> What you should do: Your task is to restate the data word for word.
──────── Task material
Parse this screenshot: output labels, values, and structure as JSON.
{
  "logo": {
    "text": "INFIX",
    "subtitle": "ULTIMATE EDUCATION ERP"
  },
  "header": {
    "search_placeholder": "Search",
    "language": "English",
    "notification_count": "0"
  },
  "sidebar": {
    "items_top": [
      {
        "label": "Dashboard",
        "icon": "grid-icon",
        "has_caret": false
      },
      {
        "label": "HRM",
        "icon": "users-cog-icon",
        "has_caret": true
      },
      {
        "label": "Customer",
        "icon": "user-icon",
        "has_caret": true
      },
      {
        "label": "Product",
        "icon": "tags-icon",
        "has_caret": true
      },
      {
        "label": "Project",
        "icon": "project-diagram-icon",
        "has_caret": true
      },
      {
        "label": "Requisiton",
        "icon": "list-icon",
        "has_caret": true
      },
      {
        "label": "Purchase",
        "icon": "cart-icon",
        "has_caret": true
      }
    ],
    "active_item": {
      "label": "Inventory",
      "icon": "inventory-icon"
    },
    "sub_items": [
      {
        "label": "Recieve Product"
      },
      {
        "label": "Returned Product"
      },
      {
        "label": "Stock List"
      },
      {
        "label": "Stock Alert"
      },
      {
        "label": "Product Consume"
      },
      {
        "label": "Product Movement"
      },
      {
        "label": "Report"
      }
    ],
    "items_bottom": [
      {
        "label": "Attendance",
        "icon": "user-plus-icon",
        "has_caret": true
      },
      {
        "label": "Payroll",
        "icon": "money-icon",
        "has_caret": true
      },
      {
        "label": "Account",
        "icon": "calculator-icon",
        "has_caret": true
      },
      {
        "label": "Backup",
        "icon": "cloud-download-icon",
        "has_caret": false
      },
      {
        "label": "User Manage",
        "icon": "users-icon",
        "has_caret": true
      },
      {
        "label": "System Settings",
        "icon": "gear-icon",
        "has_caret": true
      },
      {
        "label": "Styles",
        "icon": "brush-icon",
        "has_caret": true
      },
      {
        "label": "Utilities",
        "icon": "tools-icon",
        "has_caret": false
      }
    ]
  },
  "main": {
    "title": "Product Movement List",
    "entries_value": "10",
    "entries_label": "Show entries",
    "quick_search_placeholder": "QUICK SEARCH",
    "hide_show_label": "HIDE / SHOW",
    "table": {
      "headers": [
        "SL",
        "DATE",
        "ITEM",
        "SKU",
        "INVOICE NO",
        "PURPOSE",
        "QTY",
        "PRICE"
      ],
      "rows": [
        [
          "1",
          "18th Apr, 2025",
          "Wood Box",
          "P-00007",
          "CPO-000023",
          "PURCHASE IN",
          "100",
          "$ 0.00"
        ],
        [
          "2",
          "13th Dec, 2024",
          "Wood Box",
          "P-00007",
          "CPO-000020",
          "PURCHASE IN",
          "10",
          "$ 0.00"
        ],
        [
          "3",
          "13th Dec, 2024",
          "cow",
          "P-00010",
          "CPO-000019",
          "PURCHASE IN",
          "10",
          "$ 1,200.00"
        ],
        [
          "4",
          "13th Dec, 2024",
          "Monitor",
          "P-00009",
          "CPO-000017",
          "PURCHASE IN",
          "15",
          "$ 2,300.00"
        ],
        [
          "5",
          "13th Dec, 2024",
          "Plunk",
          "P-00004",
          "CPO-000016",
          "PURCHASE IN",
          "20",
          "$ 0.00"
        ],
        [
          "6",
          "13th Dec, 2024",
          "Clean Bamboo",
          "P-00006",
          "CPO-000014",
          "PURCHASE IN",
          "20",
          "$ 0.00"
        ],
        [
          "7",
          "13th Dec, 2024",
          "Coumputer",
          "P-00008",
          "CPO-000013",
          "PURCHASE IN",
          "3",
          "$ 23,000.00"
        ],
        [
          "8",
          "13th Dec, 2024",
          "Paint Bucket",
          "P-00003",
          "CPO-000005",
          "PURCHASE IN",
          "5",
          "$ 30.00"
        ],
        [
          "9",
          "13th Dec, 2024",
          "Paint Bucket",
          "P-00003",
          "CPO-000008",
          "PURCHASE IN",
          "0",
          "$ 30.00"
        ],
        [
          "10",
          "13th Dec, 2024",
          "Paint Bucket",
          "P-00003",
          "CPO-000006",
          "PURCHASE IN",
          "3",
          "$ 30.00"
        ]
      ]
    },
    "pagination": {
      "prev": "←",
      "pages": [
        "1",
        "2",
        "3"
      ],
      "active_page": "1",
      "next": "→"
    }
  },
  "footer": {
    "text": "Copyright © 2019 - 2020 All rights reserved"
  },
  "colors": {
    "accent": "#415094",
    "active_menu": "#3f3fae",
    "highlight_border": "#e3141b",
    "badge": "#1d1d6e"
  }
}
────────────────
> Problem solution:
Parse this screenshot: output labels, values, and structure as JSON.
{
  "logo": {
    "text": "INFIX",
    "subtitle": "ULTIMATE EDUCATION ERP"
  },
  "header": {
    "search_placeholder": "Search",
    "language": "English",
    "notification_count": "0"
  },
  "sidebar": {
    "items_top": [
      {
        "label": "Dashboard",
        "icon": "grid-icon",
        "has_caret": false
      },
      {
        "label": "HRM",
        "icon": "users-cog-icon",
        "has_caret": true
      },
      {
        "label": "Customer",
        "icon": "user-icon",
        "has_caret": true
      },
      {
        "label": "Product",
        "icon": "tags-icon",
        "has_caret": true
      },
      {
        "label": "Project",
        "icon": "project-diagram-icon",
        "has_caret": true
      },
      {
        "label": "Requisiton",
        "icon": "list-icon",
        "has_caret": true
      },
      {
        "label": "Purchase",
        "icon": "cart-icon",
        "has_caret": true
      }
    ],
    "active_item": {
      "label": "Inventory",
      "icon": "inventory-icon"
    },
    "sub_items": [
      {
        "label": "Recieve Product"
      },
      {
        "label": "Returned Product"
      },
      {
        "label": "Stock List"
      },
      {
        "label": "Stock Alert"
      },
      {
        "label": "Product Consume"
      },
      {
        "label": "Product Movement"
      },
      {
        "label": "Report"
      }
    ],
    "items_bottom": [
      {
        "label": "Attendance",
        "icon": "user-plus-icon",
        "has_caret": true
      },
      {
        "label": "Payroll",
        "icon": "money-icon",
        "has_caret": true
      },
      {
        "label": "Account",
        "icon": "calculator-icon",
        "has_caret": true
      },
      {
        "label": "Backup",
        "icon": "cloud-download-icon",
        "has_caret": false
      },
      {
        "label": "User Manage",
        "icon": "users-icon",
        "has_caret": true
      },
      {
        "label": "System Settings",
        "icon": "gear-icon",
        "has_caret": true
      },
      {
        "label": "Styles",
        "icon": "brush-icon",
        "has_caret": true
      },
      {
        "label": "Utilities",
        "icon": "tools-icon",
        "has_caret": false
      }
    ]
  },
  "main": {
    "title": "Product Movement List",
    "entries_value": "10",
    "entries_label": "Show entries",
    "quick_search_placeholder": "QUICK SEARCH",
    "hide_show_label": "HIDE / SHOW",
    "table": {
      "headers": [
        "SL",
        "DATE",
        "ITEM",
        "SKU",
        "INVOICE NO",
        "PURPOSE",
        "QTY",
        "PRICE"
      ],
      "rows": [
        [
          "1",
          "18th Apr, 2025",
          "Wood Box",
          "P-00007",
          "CPO-000023",
          "PURCHASE IN",
          "100",
          "$ 0.00"
        ],
        [
          "2",
          "13th Dec, 2024",
          "Wood Box",
          "P-00007",
          "CPO-000020",
          "PURCHASE IN",
          "10",
          "$ 0.00"
        ],
        [
          "3",
          "13th Dec, 2024",
          "cow",
          "P-00010",
          "CPO-000019",
          "PURCHASE IN",
          "10",
          "$ 1,200.00"
        ],
        [
          "4",
          "13th Dec, 2024",
          "Monitor",
          "P-00009",
          "CPO-000017",
          "PURCHASE IN",
          "15",
          "$ 2,300.00"
        ],
        [
          "5",
          "13th Dec, 2024",
          "Plunk",
          "P-00004",
          "CPO-000016",
          "PURCHASE IN",
          "20",
          "$ 0.00"
        ],
        [
          "6",
          "13th Dec, 2024",
          "Clean Bamboo",
          "P-00006",
          "CPO-000014",
          "PURCHASE IN",
          "20",
          "$ 0.00"
        ],
        [
          "7",
          "13th Dec, 2024",
          "Coumputer",
          "P-00008",
          "CPO-000013",
          "PURCHASE IN",
          "3",
          "$ 23,000.00"
        ],
        [
          "8",
          "13th Dec, 2024",
          "Paint Bucket",
          "P-00003",
          "CPO-000005",
          "PURCHASE IN",
          "5",
          "$ 30.00"
        ],
        [
          "9",
          "13th Dec, 2024",
          "Paint Bucket",
          "P-00003",
          "CPO-000008",
          "PURCHASE IN",
          "0",
          "$ 30.00"
        ],
        [
          "10",
          "13th Dec, 2024",
          "Paint Bucket",
          "P-00003",
          "CPO-000006",
          "PURCHASE IN",
          "3",
          "$ 30.00"
        ]
      ]
    },
    "pagination": {
      "prev": "←",
      "pages": [
        "1",
        "2",
        "3"
      ],
      "active_page": "1",
      "next": "→"
    }
  },
  "footer": {
    "text": "Copyright © 2019 - 2020 All rights reserved"
  },
  "colors": {
    "accent": "#415094",
    "active_menu": "#3f3fae",
    "highlight_border": "#e3141b",
    "badge": "#1d1d6e"
  }
}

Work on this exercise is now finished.